Task brief — Reproduce all of the data that follows, character for character.

Entries with figure data
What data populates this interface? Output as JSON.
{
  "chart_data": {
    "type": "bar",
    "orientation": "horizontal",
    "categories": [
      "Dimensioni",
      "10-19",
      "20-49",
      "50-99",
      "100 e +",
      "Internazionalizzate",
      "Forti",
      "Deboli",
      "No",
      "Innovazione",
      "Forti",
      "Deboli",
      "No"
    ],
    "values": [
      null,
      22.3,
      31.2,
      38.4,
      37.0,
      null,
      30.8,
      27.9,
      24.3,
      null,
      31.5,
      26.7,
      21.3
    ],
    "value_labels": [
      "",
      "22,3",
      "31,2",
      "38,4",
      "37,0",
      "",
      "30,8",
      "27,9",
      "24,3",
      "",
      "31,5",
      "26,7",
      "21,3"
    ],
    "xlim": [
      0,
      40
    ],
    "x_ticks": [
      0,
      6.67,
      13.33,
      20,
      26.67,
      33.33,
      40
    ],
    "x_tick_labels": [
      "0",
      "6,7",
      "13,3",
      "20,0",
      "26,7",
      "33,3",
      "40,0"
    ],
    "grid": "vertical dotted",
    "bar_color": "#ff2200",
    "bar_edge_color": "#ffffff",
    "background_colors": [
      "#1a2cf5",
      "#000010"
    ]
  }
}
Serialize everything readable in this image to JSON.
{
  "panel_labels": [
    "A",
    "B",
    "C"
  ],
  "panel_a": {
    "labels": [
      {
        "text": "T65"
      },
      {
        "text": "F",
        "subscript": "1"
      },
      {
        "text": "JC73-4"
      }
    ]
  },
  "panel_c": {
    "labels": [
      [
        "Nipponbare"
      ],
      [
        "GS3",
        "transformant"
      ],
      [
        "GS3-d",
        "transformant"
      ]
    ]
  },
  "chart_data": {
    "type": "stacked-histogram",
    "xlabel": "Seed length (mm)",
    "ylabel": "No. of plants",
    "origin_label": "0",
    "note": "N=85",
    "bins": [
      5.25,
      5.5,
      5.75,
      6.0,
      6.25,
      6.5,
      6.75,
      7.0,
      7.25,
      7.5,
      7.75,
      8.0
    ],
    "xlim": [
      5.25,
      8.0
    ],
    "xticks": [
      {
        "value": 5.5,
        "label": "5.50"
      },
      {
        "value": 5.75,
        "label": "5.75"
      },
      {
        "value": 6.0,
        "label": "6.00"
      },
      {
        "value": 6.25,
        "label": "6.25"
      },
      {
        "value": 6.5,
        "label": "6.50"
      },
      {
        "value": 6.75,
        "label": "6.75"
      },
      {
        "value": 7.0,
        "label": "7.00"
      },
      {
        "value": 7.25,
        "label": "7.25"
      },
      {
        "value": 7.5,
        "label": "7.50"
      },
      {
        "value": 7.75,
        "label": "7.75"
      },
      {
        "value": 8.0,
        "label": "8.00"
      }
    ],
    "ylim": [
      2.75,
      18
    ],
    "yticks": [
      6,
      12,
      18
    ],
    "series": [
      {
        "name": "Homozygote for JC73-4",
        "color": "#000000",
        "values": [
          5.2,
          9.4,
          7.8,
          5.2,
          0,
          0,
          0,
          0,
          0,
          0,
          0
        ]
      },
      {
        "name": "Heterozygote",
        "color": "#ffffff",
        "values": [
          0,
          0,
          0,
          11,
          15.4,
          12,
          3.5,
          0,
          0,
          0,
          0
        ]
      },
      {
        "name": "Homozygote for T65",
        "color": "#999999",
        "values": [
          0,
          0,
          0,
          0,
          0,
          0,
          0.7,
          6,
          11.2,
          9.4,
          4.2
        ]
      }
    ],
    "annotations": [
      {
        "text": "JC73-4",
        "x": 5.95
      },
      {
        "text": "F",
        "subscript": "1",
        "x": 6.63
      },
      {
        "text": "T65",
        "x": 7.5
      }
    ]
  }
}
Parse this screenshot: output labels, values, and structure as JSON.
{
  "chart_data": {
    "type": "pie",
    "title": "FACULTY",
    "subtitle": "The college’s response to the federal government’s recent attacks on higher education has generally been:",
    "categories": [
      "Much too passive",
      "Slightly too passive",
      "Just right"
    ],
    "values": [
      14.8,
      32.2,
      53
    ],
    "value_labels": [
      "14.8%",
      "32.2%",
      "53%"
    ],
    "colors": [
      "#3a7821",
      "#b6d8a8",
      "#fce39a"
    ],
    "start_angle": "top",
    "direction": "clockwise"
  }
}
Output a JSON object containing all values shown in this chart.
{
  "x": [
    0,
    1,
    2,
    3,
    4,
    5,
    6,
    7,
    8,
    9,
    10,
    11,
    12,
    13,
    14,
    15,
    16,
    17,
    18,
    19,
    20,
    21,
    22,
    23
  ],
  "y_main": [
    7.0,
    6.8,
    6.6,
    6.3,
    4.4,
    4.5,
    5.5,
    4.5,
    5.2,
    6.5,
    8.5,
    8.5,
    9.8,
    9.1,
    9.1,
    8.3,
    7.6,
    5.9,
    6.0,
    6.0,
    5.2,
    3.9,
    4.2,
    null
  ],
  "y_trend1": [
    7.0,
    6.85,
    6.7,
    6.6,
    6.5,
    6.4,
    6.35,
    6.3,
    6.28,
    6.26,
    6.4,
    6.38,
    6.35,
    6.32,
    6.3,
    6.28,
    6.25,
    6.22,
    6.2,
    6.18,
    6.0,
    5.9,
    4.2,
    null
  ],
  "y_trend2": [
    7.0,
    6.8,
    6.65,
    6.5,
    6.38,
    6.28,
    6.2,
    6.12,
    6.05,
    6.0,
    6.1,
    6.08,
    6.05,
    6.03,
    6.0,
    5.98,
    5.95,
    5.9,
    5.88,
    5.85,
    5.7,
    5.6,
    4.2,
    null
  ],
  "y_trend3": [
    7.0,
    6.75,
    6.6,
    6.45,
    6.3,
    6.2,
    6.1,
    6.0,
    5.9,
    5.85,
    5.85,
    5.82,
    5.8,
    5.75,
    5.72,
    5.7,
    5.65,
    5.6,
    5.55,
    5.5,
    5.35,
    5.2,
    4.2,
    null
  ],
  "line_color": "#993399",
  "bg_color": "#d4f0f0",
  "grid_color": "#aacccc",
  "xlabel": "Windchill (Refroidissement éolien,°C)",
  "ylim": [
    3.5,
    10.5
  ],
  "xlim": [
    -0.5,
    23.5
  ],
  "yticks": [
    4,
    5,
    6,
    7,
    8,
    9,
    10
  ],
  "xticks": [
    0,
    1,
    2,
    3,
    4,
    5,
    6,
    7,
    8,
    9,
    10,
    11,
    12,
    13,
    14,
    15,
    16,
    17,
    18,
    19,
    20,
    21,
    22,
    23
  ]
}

Exercise solution —
What data populates this interface? Output as JSON.
{
  "chart_data": {
    "type": "bar",
    "orientation": "horizontal",
    "categories": [
      "Dimensioni",
      "10-19",
      "20-49",
      "50-99",
      "100 e +",
      "Internazionalizzate",
      "Forti",
      "Deboli",
      "No",
      "Innovazione",
      "Forti",
      "Deboli",
      "No"
    ],
    "values": [
      null,
      22.3,
      31.2,
      38.4,
      37.0,
      null,
      30.8,
      27.9,
      24.3,
      null,
      31.5,
      26.7,
      21.3
    ],
    "value_labels": [
      "",
      "22,3",
      "31,2",
      "38,4",
      "37,0",
      "",
      "30,8",
      "27,9",
      "24,3",
      "",
      "31,5",
      "26,7",
      "21,3"
    ],
    "xlim": [
      0,
      40
    ],
    "x_ticks": [
      0,
      6.67,
      13.33,
      20,
      26.67,
      33.33,
      40
    ],
    "x_tick_labels": [
      "0",
      "6,7",
      "13,3",
      "20,0",
      "26,7",
      "33,3",
      "40,0"
    ],
    "grid": "vertical dotted",
    "bar_color": "#ff2200",
    "bar_edge_color": "#ffffff",
    "background_colors": [
      "#1a2cf5",
      "#000010"
    ]
  }
}
Serialize everything readable in this image to JSON.
{
  "panel_labels": [
    "A",
    "B",
    "C"
  ],
  "panel_a": {
    "labels": [
      {
        "text": "T65"
      },
      {
        "text": "F",
        "subscript": "1"
      },
      {
        "text": "JC73-4"
      }
    ]
  },
  "panel_c": {
    "labels": [
      [
        "Nipponbare"
      ],
      [
        "GS3",
        "transformant"
      ],
      [
        "GS3-d",
        "transformant"
      ]
    ]
  },
  "chart_data": {
    "type": "stacked-histogram",
    "xlabel": "Seed length (mm)",
    "ylabel": "No. of plants",
    "origin_label": "0",
    "note": "N=85",
    "bins": [
      5.25,
      5.5,
      5.75,
      6.0,
      6.25,
      6.5,
      6.75,
      7.0,
      7.25,
      7.5,
      7.75,
      8.0
    ],
    "xlim": [
      5.25,
      8.0
    ],
    "xticks": [
      {
        "value": 5.5,
        "label": "5.50"
      },
      {
        "value": 5.75,
        "label": "5.75"
      },
      {
        "value": 6.0,
        "label": "6.00"
      },
      {
        "value": 6.25,
        "label": "6.25"
      },
      {
        "value": 6.5,
        "label": "6.50"
      },
      {
        "value": 6.75,
        "label": "6.75"
      },
      {
        "value": 7.0,
        "label": "7.00"
      },
      {
        "value": 7.25,
        "label": "7.25"
      },
      {
        "value": 7.5,
        "label": "7.50"
      },
      {
        "value": 7.75,
        "label": "7.75"
      },
      {
        "value": 8.0,
        "label": "8.00"
      }
    ],
    "ylim": [
      2.75,
      18
    ],
    "yticks": [
      6,
      12,
      18
    ],
    "series": [
      {
        "name": "Homozygote for JC73-4",
        "color": "#000000",
        "values": [
          5.2,
          9.4,
          7.8,
          5.2,
          0,
          0,
          0,
          0,
          0,
          0,
          0
        ]
      },
      {
        "name": "Heterozygote",
        "color": "#ffffff",
        "values": [
          0,
          0,
          0,
          11,
          15.4,
          12,
          3.5,
          0,
          0,
          0,
          0
        ]
      },
      {
        "name": "Homozygote for T65",
        "color": "#999999",
        "values": [
          0,
          0,
          0,
          0,
          0,
          0,
          0.7,
          6,
          11.2,
          9.4,
          4.2
        ]
      }
    ],
    "annotations": [
      {
        "text": "JC73-4",
        "x": 5.95
      },
      {
        "text": "F",
        "subscript": "1",
        "x": 6.63
      },
      {
        "text": "T65",
        "x": 7.5
      }
    ]
  }
}
Parse this screenshot: output labels, values, and structure as JSON.
{
  "chart_data": {
    "type": "pie",
    "title": "FACULTY",
    "subtitle": "The college’s response to the federal government’s recent attacks on higher education has generally been:",
    "categories": [
      "Much too passive",
      "Slightly too passive",
      "Just right"
    ],
    "values": [
      14.8,
      32.2,
      53
    ],
    "value_labels": [
      "14.8%",
      "32.2%",
      "53%"
    ],
    "colors": [
      "#3a7821",
      "#b6d8a8",
      "#fce39a"
    ],
    "start_angle": "top",
    "direction": "clockwise"
  }
}
Output a JSON object containing all values shown in this chart.
{
  "x": [
    0,
    1,
    2,
    3,
    4,
    5,
    6,
    7,
    8,
    9,
    10,
    11,
    12,
    13,
    14,
    15,
    16,
    17,
    18,
    19,
    20,
    21,
    22,
    23
  ],
  "y_main": [
    7.0,
    6.8,
    6.6,
    6.3,
    4.4,
    4.5,
    5.5,
    4.5,
    5.2,
    6.5,
    8.5,
    8.5,
    9.8,
    9.1,
    9.1,
    8.3,
    7.6,
    5.9,
    6.0,
    6.0,
    5.2,
    3.9,
    4.2,
    null
  ],
  "y_trend1": [
    7.0,
    6.85,
    6.7,
    6.6,
    6.5,
    6.4,
    6.35,
    6.3,
    6.28,
    6.26,
    6.4,
    6.38,
    6.35,
    6.32,
    6.3,
    6.28,
    6.25,
    6.22,
    6.2,
    6.18,
    6.0,
    5.9,
    4.2,
    null
  ],
  "y_trend2": [
    7.0,
    6.8,
    6.65,
    6.5,
    6.38,
    6.28,
    6.2,
    6.12,
    6.05,
    6.0,
    6.1,
    6.08,
    6.05,
    6.03,
    6.0,
    5.98,
    5.95,
    5.9,
    5.88,
    5.85,
    5.7,
    5.6,
    4.2,
    null
  ],
  "y_trend3": [
    7.0,
    6.75,
    6.6,
    6.45,
    6.3,
    6.2,
    6.1,
    6.0,
    5.9,
    5.85,
    5.85,
    5.82,
    5.8,
    5.75,
    5.72,
    5.7,
    5.65,
    5.6,
    5.55,
    5.5,
    5.35,
    5.2,
    4.2,
    null
  ],
  "line_color": "#993399",
  "bg_color": "#d4f0f0",
  "grid_color": "#aacccc",
  "xlabel": "Windchill (Refroidissement éolien,°C)",
  "ylim": [
    3.5,
    10.5
  ],
  "xlim": [
    -0.5,
    23.5
  ],
  "yticks": [
    4,
    5,
    6,
    7,
    8,
    9,
    10
  ],
  "xticks": [
    0,
    1,
    2,
    3,
    4,
    5,
    6,
    7,
    8,
    9,
    10,
    11,
    12,
    13,
    14,
    15,
    16,
    17,
    18,
    19,
    20,
    21,
    22,
    23
  ]
}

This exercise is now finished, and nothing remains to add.